══ Fragmento

Tras aquella conversación, el Padre Pío “quiso
confesarse y, terminada su confesión sacramental, dijo: ‘Hijo mío, si el Señor
me llama hoy, pide perdón en mi nombre a los hermanos por todas las molestias
que les he dado, y pide a los hermanos y a mis hijos espirituales una oración
por mi alma’”.
El P. Funicelli le respondió: “‘Padre
Espiritual, estoy seguro de que el Señor le hará vivir todavía mucho tiempo,
pero si tuviese razón, ¿le puedo pedir una última bendición para los hermanos,
para todos sus hijos espirituales y para sus enfermos?’”.
El Padre Pío contestó: “‘Sí, os bendigo a todos;
pide también al Superior que imparta por mí esta última bendición’”.
“Y a Pía, Ettoruccio y familia y a Sor Pía, ¿qué
les digo?”, preguntó el P. Funicelli en
referencia a los familiares del Padre Pío. “‘Ellos
saben cuánto los he amado’, me respondió lleno de lágrimas, ‘los bendigo a todos, los bendigo a todos’. Por último, me pidió renovar el acto de profesión
religiosa”.
Después de esas palabras, “era la una cuando
me pidió: ‘Escucha, hijo mío, yo aquí en la cama
no respiro bien. Deja que me levante. En la silla respiraré mejor’”.

════

→ Sobre esta tarea: Continúa el relato sobre el Padre Pío y el P. Funicelli a partir de la última oración del fragmento.

══ Conjunto de datos

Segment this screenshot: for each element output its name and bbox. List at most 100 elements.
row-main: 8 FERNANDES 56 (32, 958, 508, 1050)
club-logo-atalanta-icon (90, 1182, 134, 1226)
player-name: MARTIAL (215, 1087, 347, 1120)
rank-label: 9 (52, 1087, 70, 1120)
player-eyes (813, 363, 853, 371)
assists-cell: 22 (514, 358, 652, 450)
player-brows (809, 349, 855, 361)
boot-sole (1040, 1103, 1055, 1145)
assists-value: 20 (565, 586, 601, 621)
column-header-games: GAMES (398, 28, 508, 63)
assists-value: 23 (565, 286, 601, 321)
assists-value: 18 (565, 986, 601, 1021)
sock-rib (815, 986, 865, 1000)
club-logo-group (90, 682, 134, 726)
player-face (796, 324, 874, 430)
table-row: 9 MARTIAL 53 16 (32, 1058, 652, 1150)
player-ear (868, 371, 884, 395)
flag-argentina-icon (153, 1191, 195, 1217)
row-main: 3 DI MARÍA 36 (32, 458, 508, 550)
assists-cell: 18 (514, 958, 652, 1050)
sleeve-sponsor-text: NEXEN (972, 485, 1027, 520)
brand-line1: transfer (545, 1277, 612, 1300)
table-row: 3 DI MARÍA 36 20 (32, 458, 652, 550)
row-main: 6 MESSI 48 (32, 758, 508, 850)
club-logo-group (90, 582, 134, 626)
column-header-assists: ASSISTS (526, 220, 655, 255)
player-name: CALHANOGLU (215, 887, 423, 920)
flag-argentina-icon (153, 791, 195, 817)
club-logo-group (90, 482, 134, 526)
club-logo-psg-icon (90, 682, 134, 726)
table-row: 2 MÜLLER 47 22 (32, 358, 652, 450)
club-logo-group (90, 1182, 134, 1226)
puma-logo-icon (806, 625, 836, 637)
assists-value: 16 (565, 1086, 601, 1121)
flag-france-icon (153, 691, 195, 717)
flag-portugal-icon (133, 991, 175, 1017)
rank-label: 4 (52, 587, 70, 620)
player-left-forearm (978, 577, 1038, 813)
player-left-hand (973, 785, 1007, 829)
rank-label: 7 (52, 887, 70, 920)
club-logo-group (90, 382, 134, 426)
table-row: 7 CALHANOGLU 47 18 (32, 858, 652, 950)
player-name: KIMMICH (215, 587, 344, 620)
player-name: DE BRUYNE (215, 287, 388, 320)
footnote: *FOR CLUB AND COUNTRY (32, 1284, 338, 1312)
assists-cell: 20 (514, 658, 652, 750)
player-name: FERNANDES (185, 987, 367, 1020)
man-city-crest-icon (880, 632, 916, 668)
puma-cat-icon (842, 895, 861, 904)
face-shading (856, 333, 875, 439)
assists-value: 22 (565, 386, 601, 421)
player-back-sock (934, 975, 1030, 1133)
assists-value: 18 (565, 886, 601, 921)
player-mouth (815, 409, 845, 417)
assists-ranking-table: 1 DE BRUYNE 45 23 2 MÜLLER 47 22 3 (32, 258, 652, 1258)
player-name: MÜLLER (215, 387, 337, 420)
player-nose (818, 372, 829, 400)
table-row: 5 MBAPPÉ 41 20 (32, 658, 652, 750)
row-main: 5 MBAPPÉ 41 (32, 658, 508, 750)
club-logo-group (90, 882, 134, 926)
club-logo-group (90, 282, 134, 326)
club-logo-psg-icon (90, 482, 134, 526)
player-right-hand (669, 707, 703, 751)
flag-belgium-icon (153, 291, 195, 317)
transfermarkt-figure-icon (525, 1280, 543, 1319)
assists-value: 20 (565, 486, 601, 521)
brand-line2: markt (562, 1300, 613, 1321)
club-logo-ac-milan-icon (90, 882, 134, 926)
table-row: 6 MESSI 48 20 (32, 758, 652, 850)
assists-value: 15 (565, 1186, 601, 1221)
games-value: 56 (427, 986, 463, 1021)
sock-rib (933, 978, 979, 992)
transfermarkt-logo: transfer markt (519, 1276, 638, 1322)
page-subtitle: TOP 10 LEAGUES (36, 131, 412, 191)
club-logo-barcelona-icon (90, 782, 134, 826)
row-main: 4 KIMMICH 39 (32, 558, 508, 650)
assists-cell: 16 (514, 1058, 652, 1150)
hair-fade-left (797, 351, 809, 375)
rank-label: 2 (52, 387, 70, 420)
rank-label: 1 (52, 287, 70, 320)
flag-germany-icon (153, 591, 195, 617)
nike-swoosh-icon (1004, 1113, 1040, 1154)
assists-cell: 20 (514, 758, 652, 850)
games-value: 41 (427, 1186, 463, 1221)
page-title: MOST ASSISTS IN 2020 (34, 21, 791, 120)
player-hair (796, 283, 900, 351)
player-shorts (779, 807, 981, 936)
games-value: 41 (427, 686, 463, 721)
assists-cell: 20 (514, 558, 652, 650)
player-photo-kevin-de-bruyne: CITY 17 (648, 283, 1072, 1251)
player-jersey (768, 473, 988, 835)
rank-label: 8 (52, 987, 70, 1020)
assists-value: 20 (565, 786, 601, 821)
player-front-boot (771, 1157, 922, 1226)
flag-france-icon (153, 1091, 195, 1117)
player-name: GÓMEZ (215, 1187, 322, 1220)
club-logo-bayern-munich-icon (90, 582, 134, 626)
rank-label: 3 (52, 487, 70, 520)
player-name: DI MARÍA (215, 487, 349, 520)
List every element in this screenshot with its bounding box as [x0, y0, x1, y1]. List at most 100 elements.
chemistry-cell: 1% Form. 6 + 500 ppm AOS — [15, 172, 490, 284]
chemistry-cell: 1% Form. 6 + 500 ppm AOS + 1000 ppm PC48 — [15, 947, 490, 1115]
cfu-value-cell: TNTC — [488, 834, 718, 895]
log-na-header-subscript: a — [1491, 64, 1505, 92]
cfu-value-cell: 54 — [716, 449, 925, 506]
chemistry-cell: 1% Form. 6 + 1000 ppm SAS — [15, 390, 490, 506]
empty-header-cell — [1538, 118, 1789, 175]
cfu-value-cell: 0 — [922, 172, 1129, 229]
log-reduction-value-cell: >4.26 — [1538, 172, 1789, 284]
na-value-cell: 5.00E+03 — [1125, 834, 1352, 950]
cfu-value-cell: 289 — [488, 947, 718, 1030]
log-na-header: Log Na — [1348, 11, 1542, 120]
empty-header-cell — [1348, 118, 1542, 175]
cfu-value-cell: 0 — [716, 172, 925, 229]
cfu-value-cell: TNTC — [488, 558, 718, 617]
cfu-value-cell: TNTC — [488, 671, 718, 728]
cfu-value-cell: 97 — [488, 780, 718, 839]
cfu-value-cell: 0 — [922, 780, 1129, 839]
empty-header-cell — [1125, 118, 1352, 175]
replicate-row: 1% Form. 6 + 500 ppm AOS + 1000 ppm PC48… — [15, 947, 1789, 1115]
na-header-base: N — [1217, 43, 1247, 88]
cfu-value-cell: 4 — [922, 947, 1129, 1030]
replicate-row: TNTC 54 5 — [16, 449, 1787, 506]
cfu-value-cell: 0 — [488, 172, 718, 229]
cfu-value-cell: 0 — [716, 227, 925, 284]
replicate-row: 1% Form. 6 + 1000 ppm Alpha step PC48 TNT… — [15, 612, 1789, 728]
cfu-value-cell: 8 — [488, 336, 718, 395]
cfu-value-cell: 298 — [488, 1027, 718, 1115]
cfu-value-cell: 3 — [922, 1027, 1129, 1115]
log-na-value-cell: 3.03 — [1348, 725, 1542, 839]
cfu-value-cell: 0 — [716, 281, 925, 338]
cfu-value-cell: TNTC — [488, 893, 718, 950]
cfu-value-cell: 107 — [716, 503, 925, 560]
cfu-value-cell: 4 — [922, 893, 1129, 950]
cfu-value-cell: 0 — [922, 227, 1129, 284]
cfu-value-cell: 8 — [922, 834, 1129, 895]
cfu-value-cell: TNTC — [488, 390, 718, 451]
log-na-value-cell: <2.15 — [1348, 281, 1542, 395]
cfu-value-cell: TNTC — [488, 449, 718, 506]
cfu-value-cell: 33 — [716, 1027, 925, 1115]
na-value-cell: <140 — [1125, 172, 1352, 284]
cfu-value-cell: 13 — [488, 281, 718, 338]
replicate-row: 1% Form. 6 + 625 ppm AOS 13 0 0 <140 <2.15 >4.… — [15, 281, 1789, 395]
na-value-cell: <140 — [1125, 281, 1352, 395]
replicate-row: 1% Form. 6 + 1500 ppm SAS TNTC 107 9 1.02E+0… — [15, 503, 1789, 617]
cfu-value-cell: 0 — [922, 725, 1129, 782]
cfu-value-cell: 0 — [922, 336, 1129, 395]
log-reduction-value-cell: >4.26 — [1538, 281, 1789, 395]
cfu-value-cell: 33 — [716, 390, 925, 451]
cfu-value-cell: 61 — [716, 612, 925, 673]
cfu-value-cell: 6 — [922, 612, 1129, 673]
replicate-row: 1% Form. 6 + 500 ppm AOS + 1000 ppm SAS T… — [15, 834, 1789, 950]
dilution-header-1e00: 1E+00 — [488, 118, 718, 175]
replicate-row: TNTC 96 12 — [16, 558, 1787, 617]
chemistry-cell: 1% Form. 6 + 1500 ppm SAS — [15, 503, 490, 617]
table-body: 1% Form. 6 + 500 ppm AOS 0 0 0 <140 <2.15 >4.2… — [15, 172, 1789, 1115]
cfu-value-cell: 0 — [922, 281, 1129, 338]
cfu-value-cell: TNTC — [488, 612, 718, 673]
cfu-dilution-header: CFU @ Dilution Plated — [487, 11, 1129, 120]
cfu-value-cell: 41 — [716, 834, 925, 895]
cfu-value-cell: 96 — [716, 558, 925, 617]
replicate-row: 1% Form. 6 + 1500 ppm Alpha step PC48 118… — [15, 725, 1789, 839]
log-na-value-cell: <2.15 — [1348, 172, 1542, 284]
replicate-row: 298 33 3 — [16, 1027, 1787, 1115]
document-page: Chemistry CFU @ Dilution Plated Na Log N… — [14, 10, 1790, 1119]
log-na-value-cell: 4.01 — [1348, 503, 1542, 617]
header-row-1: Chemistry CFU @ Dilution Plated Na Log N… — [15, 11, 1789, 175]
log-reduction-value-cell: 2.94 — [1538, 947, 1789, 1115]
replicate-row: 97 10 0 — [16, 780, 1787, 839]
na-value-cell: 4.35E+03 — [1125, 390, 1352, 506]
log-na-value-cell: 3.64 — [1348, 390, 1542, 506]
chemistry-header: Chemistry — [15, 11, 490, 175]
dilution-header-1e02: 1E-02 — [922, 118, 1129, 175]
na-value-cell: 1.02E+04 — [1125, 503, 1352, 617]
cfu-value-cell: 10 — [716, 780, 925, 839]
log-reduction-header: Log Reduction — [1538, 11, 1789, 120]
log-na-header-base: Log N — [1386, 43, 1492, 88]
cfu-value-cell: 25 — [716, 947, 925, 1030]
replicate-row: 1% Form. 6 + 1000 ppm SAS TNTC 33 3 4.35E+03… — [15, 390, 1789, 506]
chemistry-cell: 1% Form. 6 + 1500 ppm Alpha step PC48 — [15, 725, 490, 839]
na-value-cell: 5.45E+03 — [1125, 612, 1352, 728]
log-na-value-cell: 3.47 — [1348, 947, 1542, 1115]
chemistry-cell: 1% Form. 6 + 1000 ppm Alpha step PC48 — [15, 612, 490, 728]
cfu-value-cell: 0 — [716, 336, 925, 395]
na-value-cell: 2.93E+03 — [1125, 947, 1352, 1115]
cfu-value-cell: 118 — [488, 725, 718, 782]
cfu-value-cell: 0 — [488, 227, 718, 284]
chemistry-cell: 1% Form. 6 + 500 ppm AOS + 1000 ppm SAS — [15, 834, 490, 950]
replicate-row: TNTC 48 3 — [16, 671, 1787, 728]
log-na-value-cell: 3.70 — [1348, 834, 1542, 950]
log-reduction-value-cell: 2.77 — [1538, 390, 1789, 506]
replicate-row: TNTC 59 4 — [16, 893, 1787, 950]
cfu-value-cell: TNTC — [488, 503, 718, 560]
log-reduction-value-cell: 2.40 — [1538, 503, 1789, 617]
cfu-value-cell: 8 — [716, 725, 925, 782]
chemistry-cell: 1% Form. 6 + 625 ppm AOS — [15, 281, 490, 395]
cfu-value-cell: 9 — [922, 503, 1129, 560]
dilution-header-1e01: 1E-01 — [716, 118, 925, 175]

════

→ Respuesta al problema:
“A la una, a las dos, a las tres eran normalmente
las horas en que solía levantarse para prepararse para la Santa Misa, y antes
de sentarse en el sillón solía dar cuatro pasos por el pasillo. Aquella noche
noté, maravillado, que caminaba derecho y rápido, como un joven, tanto que no
era necesario sostenerlo”. Cuando llegó a la puerta de su
celda “dijo: ‘Vamos un poco a la terraza’”.
Entonces, el P. Funicelli acompañó al Padre Pío a la terraza, “sujetándolo con la mano bajo el brazo”. Cuando
llegaron, “él mismo encendió la luz y, al llegar
junto al sillón, se sentó y miró a la terraza, con curiosidad, como si buscara
algo con los ojos”.
“Después de cinco minutos quiso volver a la celda.
Traté de levantarlo, pero me dijo: ‘No puedo’. En
efecto, pesaba más: ‘Padre Espiritual, no se
preocupe’, le dije animándolo y tomando rápidamente una silla de ruedas
que estaba a dos pasos. Lo levanté del sillón por las axilas y lo senté en la
silla. Él mismo levantó los pies del suelo y los
puso en el apoyo”.
Ya de regreso en la celda, “cuando lo
acomodé en el sillón, indicándome con la mano izquierda y con la mirada a la
silla de ruedas, me dijo: ‘Sácala fuera’”.
EL P. Funicelli sacó la silla de ruedas de la estancia. “De regreso en la celda noté que el Padre comenzaba a
ponerse pálido. Sobre la frente tenía un sudor frío. Me asusté cuando vi que
sus labios comenzaban a ponerse lívidos. Repetía continuamente: ‘¡Jesús,
María!’, con voz cada vez más débil”, relató.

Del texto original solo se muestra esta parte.